Collection entries
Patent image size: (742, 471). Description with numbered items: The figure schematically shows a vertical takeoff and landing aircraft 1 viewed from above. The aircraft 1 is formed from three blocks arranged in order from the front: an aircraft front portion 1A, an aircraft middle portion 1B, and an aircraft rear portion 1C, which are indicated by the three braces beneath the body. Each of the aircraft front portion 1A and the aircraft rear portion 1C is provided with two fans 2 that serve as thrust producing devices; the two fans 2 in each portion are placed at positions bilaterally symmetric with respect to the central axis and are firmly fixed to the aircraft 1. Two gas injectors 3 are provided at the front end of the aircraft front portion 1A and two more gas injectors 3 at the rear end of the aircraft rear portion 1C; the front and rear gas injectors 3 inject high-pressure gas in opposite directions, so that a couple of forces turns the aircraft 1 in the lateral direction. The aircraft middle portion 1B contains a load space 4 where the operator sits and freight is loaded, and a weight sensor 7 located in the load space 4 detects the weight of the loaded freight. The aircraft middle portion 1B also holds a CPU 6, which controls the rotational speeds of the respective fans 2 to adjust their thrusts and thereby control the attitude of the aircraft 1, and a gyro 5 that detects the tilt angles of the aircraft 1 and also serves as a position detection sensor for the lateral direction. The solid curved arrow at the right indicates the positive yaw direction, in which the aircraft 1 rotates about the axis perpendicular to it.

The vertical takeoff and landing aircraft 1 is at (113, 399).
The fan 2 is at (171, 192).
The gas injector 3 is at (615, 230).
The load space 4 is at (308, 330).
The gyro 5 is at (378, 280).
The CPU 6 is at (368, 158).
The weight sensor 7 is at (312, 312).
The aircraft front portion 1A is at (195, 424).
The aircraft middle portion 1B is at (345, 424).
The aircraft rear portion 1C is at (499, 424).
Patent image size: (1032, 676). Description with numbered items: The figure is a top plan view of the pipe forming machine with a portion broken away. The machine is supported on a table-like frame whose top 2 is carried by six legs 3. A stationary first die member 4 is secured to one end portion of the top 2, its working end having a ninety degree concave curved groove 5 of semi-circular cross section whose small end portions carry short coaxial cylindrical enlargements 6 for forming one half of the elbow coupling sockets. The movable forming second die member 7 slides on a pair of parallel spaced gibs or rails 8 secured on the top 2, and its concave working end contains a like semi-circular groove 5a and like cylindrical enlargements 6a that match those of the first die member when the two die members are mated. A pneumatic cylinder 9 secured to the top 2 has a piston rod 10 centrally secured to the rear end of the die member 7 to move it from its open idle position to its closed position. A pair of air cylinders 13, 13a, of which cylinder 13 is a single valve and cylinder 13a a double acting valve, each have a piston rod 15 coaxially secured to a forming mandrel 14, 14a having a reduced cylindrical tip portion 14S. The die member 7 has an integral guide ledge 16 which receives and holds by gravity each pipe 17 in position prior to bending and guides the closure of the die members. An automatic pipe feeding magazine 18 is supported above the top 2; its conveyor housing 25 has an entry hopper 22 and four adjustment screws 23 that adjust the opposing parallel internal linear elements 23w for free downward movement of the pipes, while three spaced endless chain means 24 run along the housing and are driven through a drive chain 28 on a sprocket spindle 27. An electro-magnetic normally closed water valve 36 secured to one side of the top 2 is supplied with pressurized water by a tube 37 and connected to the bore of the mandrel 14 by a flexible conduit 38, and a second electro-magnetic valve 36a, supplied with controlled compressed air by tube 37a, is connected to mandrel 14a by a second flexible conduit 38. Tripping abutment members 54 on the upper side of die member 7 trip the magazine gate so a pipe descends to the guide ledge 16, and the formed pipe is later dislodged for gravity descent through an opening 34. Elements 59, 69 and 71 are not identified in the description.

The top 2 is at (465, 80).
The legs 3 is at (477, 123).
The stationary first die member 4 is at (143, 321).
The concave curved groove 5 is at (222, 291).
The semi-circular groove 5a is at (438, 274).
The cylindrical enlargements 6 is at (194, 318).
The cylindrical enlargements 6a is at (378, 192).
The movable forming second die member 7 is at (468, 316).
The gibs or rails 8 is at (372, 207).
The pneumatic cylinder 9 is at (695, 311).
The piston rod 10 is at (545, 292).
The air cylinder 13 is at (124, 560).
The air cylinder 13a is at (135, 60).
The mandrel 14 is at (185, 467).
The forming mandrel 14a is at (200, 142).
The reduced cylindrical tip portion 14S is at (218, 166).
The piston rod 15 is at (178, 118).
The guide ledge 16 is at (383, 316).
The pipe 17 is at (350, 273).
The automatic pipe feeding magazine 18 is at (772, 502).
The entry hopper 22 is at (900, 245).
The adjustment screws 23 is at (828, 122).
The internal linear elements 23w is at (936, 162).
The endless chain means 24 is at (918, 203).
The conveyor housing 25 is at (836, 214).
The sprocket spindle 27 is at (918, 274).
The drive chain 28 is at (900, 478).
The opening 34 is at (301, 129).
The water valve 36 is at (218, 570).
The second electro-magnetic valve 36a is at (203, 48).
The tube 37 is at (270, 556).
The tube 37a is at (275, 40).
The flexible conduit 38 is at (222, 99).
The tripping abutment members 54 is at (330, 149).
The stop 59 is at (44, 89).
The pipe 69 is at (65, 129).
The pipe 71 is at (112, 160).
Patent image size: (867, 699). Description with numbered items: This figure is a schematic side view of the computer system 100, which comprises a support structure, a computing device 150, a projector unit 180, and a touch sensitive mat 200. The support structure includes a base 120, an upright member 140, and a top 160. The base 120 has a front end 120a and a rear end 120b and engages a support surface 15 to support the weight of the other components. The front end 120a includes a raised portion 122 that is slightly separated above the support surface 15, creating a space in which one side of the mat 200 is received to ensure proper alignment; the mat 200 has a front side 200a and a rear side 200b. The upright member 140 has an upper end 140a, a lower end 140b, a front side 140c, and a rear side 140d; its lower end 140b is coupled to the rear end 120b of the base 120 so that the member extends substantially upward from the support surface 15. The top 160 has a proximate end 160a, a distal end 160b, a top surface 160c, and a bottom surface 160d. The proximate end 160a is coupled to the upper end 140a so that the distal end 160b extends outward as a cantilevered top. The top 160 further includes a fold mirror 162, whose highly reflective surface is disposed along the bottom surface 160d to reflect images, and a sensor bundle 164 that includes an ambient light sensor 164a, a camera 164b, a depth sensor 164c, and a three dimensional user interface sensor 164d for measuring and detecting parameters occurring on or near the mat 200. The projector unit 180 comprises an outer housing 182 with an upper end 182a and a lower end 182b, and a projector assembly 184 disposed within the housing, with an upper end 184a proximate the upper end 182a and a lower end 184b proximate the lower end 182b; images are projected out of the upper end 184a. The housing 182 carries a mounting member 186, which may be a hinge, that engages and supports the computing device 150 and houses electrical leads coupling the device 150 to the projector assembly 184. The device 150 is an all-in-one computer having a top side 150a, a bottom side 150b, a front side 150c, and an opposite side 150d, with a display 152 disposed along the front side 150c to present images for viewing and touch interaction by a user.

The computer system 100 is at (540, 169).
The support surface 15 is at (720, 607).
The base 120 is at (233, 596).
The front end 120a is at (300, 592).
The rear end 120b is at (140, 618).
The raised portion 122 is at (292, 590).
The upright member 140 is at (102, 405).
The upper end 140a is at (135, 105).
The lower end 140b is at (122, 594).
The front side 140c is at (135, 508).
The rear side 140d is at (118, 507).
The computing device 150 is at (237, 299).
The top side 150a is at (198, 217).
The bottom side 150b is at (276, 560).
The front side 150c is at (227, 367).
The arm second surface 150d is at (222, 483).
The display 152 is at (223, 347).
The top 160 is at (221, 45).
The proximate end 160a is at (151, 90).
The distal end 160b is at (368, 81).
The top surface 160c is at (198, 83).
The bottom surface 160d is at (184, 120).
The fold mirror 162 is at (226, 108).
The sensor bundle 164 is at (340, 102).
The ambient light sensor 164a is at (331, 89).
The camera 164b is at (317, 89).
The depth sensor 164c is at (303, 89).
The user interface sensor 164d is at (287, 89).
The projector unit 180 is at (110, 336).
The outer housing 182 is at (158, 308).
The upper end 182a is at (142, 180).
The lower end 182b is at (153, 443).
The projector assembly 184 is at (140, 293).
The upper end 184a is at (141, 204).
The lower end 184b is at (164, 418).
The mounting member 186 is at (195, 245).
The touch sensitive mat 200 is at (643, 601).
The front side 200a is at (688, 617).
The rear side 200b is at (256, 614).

*Requirements:* Count the lines of the data above that contain the string "depth". Give only the number.

*The solution:* 2